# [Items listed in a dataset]
══════════════════════════════

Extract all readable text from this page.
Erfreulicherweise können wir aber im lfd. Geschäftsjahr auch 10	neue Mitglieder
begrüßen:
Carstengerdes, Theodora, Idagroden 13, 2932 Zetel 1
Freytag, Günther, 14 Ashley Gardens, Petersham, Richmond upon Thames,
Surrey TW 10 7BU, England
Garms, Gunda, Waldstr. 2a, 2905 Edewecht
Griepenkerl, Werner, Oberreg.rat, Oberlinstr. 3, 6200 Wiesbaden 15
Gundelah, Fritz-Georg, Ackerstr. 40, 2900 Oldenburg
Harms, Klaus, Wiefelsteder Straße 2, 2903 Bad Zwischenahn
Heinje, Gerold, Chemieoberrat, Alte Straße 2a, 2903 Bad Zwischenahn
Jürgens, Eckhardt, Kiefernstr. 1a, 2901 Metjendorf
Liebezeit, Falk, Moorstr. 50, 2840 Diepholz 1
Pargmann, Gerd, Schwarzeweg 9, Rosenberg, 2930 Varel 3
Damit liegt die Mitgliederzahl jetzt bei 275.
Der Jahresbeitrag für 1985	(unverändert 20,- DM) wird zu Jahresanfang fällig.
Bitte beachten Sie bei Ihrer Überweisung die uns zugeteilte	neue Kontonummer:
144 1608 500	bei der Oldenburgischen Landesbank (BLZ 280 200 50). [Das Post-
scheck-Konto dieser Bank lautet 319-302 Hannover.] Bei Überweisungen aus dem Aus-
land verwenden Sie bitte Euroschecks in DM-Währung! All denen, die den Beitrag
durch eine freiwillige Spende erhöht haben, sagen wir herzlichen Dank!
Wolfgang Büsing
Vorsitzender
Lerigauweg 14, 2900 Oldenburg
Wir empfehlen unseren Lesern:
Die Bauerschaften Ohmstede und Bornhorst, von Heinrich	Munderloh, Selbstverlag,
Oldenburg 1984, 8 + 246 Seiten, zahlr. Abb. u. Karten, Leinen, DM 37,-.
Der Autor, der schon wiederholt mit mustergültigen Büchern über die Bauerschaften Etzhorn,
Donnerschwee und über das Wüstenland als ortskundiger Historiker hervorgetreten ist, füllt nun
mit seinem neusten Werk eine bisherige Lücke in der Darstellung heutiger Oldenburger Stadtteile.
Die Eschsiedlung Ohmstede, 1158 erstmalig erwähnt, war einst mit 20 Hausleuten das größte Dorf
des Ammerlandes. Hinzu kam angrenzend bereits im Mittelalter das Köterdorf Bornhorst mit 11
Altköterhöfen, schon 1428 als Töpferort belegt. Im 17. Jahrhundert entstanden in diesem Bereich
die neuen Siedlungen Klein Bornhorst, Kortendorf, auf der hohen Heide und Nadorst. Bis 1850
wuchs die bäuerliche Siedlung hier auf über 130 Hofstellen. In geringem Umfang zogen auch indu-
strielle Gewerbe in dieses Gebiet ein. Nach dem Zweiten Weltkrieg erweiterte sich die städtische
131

══════════════════════════════

# [Task statement]
Your task is to list each line of the records with the word "Straße".

# [Solution for this problem]
Harms, Klaus, Wiefelsteder Straße 2, 2903 Bad Zwischenahn
Heinje, Gerold, Chemieoberrat, Alte Straße 2a, 2903 Bad Zwischenahn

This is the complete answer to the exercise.